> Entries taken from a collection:
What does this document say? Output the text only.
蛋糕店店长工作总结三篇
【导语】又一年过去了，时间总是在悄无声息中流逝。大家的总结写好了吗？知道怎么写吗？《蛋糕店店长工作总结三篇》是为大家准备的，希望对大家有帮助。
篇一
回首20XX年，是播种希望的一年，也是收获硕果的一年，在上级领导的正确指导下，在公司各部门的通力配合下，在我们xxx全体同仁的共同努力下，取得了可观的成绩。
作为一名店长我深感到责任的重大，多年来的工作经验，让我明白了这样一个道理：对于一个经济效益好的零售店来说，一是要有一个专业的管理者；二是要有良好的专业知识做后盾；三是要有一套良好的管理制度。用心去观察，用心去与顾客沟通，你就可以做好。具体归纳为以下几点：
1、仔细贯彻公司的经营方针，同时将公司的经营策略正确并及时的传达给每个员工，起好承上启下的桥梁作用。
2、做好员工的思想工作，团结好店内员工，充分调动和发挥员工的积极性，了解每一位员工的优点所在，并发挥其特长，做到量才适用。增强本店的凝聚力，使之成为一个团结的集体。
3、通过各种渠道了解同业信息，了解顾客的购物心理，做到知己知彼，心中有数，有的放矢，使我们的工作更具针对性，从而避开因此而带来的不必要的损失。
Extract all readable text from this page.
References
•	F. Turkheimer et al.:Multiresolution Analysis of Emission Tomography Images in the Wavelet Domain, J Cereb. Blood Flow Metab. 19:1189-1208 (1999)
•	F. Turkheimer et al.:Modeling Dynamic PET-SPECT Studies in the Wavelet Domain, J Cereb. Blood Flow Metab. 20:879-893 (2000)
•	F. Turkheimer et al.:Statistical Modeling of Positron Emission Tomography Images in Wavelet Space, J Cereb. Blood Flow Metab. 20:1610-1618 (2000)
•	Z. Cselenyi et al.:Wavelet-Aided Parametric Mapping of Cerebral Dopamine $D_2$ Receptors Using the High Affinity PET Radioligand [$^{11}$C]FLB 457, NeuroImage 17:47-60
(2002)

...

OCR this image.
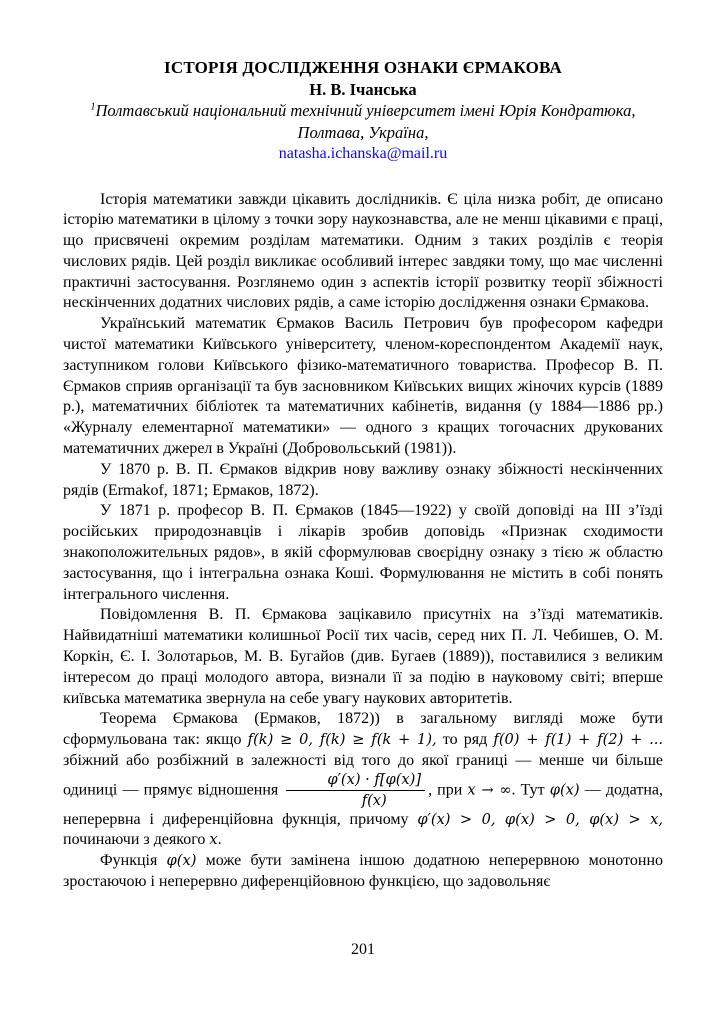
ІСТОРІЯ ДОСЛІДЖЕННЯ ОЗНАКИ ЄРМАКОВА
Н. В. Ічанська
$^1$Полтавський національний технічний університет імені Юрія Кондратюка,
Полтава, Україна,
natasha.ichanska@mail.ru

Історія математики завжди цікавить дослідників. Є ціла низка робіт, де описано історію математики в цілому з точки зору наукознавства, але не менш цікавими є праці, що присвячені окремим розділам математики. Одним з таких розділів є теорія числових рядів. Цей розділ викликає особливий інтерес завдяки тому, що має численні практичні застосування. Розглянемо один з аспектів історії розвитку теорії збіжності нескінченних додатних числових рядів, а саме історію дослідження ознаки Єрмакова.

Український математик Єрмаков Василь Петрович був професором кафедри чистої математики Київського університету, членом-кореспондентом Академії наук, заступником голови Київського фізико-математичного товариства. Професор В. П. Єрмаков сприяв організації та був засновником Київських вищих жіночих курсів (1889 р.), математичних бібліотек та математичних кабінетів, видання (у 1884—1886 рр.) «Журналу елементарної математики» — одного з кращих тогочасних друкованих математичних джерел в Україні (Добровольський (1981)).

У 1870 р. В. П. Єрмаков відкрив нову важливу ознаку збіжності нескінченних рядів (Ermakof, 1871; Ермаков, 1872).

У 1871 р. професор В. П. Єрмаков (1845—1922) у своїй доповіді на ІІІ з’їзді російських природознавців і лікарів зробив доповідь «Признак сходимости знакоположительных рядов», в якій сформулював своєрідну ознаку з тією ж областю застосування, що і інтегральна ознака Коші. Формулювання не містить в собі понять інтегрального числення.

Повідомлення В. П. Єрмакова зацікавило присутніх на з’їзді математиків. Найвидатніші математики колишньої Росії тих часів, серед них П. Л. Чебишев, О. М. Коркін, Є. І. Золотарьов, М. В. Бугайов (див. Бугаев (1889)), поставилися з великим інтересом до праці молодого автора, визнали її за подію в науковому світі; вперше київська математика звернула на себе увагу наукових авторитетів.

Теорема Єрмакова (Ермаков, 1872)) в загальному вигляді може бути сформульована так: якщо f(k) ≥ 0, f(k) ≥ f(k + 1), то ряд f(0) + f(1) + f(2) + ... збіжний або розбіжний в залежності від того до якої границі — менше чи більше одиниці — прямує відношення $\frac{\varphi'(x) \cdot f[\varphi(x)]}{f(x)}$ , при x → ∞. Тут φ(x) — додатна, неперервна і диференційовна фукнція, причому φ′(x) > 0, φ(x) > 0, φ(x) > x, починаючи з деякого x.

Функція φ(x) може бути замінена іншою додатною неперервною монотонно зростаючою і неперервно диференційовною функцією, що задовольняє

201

> Requirement: Find out how many lines in the listing contain the string "Blood". Give the number alone.

> Correct response: 3